EXTRACT:
::::::::::

Reducing the average handling time for network faults on campus is also an important goal for NetMaster. For example, aside from optimizing wireless campus network performance AI also helps the product to resolve around 80 percent of wireless campus network faults with no human intervention, says Huawei. This means that a single network engineer might well be enough to keep a campus of tens of thousands of users up and running and fully maintained. And unlike a human, this kind of AI-centric intelligent O&M is, of course, operational round the clock.
AssurSpirit
NetMaster’s other new AI agent, is a scenario-specific troubleshooting agent built to handle the unique challenges of operating networks in a datacenter environment. One of these challenges is handling the many alarms that incidents can trigger in such a complex, data-intensive networking environment.
In its research, Huawei identified over 100 different types of alarm, each with their own handling processes, which are buried in over a thousand pages of documents. Not only does this complexity make alarm handling time consuming for datacenter network administrators, but it also creates risk of error in what has until now been a manual process.
AssurSpirit changes that alarm handling process by automatically generating alarms. It autonomously mines and analyzes data to conduct root cause analysis and make informed decisions, helping it to resolve common issues such as interface anomalies, traffic irregularities and entry exceptions.
The agent also offers troubleshooting suggestions pulled from an LLM containing customers' proprietary expert knowledge bases. And it is built with constant improvement in mind; users can update existing “chains-of-thought” using natural language, which can significantly reduce development and maintenance costs.
These capabilities can help customers cut mean time to repair (MTTR) for the datacenter network to under five minutes, calculates Huawei.
Why AI matters to the future of connectivity
Huawei has been hard at work integrating AI into networks for a number of years now, developing AI applications designed to transform traffic consumption habits and help create new business models for their owners. It’s been over 10 years since the company started using AI algorithms to find anomalies in network performance and identify attacks on networks. Later it worked on the use of neural networks to predict traffic flow on the network.
Now, NetMaster is a pillar in the company’s intelligent network O&M solution, which it calls its ‘Autonomous Driving Network’ or ADN. In the same way that modern self-guided vehicles fall into different levels of autonomy, the ADN offers different levels of autonomous operation for datacenter and enterprise networks,. These include automatic identification of network risks before they become issues for O&M, along with automated fault location and service provisioning.
Huawei and IEEE jointly published an L4 data center autonomous driving network white paper designed to offer high levels of network automation. Many of its customers are using ADN, especially in the financial industry and education sector. Beijing’s Tsinghua University for example is one of the leading academic institutions in China. It uses ADN to manage the whole of its campus network, supporting around 16,000 network devices.
Tsinghua University’s experience suggests that adding extra intelligence to network infrastructure can quickly provide return on investment in the form of added efficiency and reduced costs. With the latest additions to its NetMaster Network Agent, Huawei has again shown its commitment to harnessing AI to help meet the expanding network O&M demands of organizations everywhere.

::::::::::

Dataset records
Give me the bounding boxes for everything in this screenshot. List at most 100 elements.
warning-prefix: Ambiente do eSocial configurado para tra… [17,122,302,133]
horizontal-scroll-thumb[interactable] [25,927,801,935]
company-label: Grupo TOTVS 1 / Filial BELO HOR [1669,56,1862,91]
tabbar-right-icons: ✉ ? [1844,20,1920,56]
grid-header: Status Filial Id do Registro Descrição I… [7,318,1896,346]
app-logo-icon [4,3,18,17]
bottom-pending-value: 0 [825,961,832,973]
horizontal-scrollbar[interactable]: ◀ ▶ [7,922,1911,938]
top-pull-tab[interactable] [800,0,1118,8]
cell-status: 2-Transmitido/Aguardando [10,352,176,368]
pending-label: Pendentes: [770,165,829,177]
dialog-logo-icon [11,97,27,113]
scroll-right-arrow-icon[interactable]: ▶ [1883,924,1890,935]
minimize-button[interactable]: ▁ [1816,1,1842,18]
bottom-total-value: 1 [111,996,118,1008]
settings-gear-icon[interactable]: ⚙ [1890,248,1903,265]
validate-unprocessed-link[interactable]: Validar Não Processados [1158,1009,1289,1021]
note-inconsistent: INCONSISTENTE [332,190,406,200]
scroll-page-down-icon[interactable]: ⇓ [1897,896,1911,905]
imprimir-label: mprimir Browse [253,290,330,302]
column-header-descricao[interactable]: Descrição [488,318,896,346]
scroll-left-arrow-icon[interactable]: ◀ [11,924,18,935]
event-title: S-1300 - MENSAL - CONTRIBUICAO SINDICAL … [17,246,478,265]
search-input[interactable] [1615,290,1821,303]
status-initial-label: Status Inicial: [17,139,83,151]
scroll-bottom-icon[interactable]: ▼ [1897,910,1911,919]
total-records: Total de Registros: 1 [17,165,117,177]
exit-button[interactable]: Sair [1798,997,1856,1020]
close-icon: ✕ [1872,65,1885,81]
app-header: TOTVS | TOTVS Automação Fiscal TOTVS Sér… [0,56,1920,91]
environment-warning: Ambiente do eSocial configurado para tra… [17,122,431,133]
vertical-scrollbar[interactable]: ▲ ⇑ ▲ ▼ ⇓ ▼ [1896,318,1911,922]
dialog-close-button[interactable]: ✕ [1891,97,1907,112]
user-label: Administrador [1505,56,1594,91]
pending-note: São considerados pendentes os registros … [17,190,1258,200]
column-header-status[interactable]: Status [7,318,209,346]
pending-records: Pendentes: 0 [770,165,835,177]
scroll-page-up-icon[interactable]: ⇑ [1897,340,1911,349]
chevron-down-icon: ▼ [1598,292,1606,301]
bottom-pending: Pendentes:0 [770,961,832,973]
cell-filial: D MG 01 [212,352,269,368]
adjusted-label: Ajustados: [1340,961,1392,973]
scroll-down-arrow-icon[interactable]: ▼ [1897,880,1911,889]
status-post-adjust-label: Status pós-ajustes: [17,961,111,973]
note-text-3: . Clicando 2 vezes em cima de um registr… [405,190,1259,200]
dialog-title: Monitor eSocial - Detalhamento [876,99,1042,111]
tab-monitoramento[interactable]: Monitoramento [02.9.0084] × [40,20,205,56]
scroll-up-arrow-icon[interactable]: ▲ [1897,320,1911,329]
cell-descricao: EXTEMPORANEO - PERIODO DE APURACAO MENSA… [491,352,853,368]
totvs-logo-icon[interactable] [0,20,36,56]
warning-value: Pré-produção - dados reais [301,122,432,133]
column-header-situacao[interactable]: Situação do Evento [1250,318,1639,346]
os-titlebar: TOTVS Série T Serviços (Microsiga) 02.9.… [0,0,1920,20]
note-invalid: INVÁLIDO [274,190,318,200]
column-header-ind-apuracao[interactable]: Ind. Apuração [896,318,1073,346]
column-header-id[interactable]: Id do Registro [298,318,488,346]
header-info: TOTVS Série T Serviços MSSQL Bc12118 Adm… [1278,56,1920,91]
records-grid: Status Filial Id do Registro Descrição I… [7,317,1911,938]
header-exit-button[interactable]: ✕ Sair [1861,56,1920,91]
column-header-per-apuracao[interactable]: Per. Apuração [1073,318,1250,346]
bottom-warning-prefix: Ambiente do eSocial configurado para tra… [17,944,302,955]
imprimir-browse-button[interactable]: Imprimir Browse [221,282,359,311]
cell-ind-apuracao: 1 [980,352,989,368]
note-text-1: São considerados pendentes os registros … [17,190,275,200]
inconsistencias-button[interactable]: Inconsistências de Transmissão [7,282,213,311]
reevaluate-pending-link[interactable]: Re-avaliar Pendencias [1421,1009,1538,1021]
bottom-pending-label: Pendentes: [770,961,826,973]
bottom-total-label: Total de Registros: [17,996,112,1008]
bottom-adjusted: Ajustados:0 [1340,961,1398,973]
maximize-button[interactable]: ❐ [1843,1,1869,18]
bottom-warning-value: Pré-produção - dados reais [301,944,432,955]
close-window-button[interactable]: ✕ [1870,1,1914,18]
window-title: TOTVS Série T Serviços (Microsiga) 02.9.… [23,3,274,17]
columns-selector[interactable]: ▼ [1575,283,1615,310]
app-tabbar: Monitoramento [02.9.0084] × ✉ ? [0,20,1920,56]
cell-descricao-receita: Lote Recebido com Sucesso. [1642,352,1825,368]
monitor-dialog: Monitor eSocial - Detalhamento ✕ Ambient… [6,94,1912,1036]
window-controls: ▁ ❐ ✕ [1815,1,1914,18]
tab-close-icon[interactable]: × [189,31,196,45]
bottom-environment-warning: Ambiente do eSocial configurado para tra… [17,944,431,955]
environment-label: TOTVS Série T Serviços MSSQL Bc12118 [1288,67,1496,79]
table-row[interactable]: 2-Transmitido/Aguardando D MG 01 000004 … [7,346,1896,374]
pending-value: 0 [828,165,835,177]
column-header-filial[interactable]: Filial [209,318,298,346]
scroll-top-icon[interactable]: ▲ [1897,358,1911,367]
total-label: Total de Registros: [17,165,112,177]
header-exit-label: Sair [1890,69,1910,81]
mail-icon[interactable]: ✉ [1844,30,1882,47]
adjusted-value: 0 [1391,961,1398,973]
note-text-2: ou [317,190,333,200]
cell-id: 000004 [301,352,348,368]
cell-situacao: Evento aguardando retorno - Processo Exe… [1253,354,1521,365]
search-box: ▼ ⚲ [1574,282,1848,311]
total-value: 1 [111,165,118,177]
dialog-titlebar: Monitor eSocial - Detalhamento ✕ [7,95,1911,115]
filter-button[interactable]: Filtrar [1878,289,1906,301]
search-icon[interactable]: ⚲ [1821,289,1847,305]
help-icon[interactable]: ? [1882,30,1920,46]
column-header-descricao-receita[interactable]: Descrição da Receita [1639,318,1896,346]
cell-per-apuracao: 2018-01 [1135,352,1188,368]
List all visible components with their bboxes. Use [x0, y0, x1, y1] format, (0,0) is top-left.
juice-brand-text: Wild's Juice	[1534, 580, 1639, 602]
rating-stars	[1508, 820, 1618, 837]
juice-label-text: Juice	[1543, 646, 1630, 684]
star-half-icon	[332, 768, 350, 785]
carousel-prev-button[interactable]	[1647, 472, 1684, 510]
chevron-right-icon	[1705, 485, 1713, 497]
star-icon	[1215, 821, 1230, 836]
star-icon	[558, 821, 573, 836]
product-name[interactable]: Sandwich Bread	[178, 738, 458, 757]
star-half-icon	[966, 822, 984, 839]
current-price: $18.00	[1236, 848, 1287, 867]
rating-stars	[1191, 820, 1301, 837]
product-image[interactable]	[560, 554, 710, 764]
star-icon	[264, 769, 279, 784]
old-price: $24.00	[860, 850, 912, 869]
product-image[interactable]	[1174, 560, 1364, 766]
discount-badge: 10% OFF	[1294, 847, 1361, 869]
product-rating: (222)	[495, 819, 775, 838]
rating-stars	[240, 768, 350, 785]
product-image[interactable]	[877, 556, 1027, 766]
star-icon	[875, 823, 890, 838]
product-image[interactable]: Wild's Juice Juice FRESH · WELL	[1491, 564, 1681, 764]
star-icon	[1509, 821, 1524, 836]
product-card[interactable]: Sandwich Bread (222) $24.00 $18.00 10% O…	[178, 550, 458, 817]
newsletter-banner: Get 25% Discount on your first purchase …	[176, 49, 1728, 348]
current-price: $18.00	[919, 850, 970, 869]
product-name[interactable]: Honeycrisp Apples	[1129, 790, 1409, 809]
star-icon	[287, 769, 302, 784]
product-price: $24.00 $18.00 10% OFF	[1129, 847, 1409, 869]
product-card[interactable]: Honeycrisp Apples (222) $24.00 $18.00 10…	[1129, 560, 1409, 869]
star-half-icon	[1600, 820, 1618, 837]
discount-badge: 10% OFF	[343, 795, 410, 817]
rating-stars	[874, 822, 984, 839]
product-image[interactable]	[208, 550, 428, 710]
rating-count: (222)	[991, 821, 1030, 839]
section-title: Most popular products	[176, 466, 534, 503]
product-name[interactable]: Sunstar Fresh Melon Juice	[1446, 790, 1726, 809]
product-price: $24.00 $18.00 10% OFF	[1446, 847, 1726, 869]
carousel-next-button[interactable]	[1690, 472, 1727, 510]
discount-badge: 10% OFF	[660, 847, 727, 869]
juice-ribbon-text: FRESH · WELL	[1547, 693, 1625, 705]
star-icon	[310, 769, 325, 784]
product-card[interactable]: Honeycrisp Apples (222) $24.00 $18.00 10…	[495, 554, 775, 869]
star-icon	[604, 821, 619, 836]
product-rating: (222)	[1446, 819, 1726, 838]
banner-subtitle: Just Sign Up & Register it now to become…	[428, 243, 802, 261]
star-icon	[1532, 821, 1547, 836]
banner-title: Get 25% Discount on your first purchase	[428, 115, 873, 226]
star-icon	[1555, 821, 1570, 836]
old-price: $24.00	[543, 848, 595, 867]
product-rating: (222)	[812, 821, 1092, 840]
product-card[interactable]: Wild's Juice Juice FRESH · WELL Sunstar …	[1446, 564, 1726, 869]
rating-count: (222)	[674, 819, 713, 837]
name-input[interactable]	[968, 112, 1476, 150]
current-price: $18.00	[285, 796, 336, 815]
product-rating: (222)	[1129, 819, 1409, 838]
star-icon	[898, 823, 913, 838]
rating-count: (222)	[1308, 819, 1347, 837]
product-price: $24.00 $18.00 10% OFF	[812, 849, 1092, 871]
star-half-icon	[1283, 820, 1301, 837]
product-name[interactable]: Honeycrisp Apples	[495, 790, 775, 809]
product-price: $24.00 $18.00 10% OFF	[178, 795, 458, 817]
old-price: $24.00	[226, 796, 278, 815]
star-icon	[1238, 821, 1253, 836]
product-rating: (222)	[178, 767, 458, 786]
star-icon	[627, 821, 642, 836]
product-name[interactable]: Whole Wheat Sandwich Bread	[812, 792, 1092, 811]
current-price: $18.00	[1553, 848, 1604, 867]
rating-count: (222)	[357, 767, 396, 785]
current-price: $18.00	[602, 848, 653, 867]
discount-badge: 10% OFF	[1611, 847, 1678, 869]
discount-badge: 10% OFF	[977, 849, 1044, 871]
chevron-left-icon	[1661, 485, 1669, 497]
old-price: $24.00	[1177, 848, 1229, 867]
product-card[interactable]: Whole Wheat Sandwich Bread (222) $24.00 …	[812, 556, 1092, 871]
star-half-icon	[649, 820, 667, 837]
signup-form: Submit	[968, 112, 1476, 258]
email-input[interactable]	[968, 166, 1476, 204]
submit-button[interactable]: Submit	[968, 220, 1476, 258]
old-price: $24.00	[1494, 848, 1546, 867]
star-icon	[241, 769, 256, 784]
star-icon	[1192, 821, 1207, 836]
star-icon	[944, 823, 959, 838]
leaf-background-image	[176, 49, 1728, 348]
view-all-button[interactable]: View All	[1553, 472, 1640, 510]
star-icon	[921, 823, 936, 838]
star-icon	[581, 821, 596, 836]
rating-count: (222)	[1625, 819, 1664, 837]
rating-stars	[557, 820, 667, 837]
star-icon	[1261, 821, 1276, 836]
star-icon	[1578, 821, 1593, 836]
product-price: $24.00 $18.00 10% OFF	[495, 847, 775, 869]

::::::::::

REQUIRED ACTIONS:
- A) Output the passage of the NetMaster article starting at "Why AI matters" and ending at "on the network.", word for word.
- B) Answer these questions from the NetMaster article, one answer per line with matching marks:
(i) How many different types of alarm did Huawei identify in its research?
(ii) To what level does Huawei calculate customers can cut mean time to repair for the datacenter network?
(iii) Around how many network devices does the ADN-managed campus network at Tsinghua University support?

RESULTS BY TASK:
- A)
Why AI matters to the future of connectivity
Huawei has been hard at work integrating AI into networks for a number of years now, developing AI applications designed to transform traffic consumption habits and help create new business models for their owners. It’s been over 10 years since the company started using AI algorithms to find anomalies in network performance and identify attacks on networks. Later it worked on the use of neural networks to predict traffic flow on the network.

- B)
(i) Over 100 different types of alarm.
(ii) Under five minutes.
(iii) Around 16,000 network devices.